* _REQUIRED TASK_
Count every line in the following entries where the word "Analyst" appears. Give the count alone.

Stored records:
——

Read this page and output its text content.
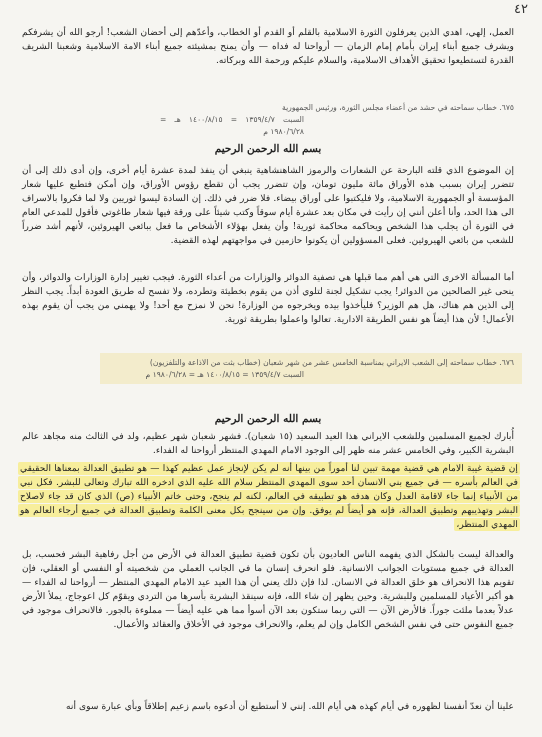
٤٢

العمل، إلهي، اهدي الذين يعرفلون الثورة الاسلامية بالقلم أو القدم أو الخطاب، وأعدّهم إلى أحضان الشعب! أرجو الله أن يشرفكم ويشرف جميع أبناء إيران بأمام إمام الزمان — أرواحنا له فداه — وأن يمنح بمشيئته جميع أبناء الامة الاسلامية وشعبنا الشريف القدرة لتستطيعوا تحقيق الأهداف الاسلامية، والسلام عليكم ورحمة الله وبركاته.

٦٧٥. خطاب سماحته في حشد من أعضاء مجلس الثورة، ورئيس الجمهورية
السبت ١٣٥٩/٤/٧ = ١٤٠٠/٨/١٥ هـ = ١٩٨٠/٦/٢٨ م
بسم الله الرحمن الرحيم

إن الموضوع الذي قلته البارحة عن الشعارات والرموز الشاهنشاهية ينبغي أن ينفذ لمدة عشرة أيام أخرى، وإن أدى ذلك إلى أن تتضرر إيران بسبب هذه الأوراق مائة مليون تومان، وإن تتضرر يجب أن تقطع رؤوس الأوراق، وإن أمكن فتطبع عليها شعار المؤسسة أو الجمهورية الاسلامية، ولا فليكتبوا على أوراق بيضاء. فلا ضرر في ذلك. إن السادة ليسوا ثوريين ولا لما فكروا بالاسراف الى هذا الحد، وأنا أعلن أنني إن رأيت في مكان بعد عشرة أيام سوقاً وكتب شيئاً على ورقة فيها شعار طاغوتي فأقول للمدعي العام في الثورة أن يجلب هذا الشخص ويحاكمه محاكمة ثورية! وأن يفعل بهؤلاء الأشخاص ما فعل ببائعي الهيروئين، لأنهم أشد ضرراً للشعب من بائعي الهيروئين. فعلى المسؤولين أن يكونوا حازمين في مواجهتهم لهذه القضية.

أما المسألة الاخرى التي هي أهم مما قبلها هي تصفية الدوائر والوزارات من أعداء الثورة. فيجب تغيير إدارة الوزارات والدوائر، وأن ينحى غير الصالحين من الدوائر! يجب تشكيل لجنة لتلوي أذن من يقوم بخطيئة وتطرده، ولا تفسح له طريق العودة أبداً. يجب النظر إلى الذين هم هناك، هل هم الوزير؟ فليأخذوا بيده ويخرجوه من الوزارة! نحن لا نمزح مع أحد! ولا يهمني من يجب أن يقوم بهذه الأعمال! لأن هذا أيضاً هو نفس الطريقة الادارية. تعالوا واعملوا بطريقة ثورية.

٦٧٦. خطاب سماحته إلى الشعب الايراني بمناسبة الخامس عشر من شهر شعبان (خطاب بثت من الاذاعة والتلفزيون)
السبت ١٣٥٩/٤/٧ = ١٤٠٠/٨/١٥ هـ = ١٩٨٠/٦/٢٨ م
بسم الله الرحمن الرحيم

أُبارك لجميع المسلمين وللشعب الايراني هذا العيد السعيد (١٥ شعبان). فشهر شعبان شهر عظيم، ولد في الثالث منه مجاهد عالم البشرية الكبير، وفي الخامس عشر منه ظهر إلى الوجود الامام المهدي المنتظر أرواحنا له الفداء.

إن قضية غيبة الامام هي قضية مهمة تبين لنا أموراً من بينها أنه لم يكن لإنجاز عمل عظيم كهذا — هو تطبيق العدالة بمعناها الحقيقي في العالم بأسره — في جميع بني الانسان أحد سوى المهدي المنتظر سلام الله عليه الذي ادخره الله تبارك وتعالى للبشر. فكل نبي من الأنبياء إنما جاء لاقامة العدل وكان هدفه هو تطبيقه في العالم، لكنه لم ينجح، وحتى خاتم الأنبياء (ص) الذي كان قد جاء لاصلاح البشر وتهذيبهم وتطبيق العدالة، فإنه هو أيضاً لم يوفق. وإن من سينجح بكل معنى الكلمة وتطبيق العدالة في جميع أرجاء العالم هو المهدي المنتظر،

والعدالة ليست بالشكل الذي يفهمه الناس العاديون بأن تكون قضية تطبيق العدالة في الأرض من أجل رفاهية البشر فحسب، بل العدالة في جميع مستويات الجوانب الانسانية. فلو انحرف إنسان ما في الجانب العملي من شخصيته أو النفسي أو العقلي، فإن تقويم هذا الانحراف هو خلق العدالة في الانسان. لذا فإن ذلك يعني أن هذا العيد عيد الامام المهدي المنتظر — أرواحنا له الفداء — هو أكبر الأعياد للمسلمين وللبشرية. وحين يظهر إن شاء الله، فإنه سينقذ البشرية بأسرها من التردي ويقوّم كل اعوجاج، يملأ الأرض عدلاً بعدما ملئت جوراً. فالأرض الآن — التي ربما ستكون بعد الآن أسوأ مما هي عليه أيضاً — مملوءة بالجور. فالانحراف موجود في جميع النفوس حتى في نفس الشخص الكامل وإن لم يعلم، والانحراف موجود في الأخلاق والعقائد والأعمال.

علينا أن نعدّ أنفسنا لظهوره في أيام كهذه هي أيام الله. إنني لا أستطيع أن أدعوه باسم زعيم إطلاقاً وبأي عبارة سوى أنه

——

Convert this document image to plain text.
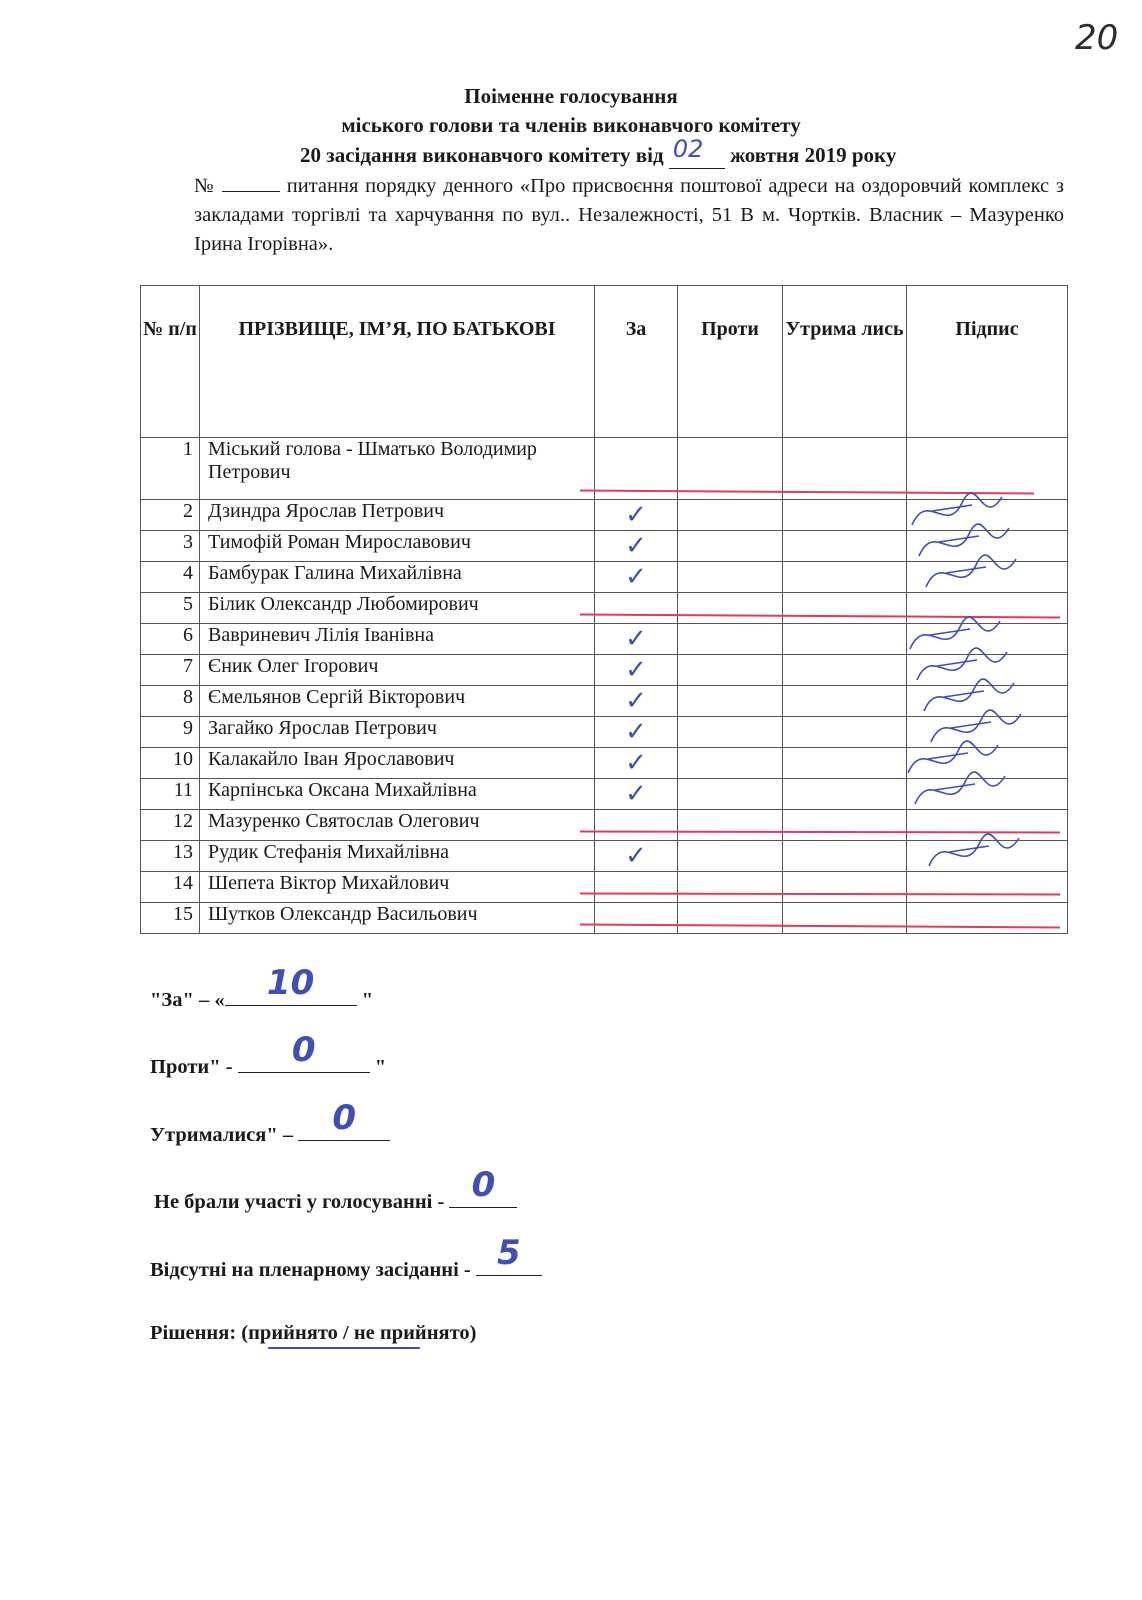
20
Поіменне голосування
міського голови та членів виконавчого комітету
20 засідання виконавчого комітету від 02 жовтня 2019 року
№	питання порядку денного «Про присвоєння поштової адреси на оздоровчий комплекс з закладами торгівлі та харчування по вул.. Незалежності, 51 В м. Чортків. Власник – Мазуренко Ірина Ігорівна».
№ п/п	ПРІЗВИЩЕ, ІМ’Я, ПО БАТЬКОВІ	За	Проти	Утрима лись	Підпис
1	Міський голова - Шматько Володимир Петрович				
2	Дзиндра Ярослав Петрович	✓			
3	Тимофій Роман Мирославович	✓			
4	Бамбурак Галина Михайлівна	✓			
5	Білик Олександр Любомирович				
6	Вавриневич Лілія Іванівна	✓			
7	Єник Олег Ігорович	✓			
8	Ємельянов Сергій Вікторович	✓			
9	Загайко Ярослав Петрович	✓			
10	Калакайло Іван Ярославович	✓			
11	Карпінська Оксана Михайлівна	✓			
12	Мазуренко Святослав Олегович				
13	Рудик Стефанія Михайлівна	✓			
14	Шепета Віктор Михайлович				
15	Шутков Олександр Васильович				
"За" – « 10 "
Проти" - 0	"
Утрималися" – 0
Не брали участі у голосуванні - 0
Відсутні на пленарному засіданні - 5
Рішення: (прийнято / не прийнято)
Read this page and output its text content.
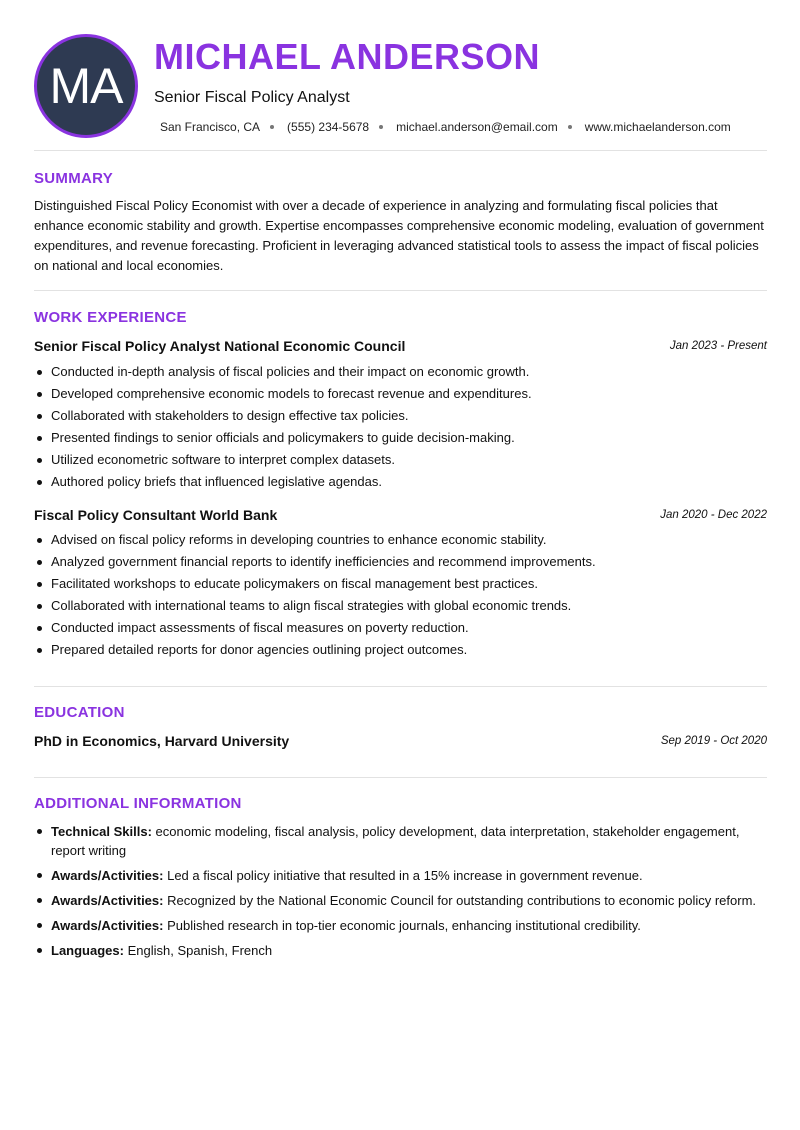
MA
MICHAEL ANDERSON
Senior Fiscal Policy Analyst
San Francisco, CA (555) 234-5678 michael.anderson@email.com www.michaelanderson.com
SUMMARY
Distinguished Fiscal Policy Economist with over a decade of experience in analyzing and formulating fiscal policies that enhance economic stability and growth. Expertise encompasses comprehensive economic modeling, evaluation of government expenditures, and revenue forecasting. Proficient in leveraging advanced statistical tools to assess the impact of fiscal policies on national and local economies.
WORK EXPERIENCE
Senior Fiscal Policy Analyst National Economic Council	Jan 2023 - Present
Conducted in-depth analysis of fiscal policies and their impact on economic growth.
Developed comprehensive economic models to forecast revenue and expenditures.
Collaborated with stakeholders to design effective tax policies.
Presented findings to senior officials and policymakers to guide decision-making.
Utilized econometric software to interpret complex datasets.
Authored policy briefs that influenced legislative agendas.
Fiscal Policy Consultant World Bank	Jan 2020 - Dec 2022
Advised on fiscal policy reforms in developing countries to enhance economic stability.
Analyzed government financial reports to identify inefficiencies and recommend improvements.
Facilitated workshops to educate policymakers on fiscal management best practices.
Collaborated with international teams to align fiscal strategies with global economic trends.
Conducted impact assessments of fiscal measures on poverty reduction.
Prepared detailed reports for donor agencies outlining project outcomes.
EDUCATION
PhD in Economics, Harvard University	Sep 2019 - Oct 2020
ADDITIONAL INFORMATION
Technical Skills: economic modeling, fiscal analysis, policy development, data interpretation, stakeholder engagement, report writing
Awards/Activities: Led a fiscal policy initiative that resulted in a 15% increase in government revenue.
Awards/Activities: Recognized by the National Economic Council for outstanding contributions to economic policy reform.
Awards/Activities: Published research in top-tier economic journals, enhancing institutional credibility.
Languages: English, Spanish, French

——

* _SOLVED EXERCISE_
2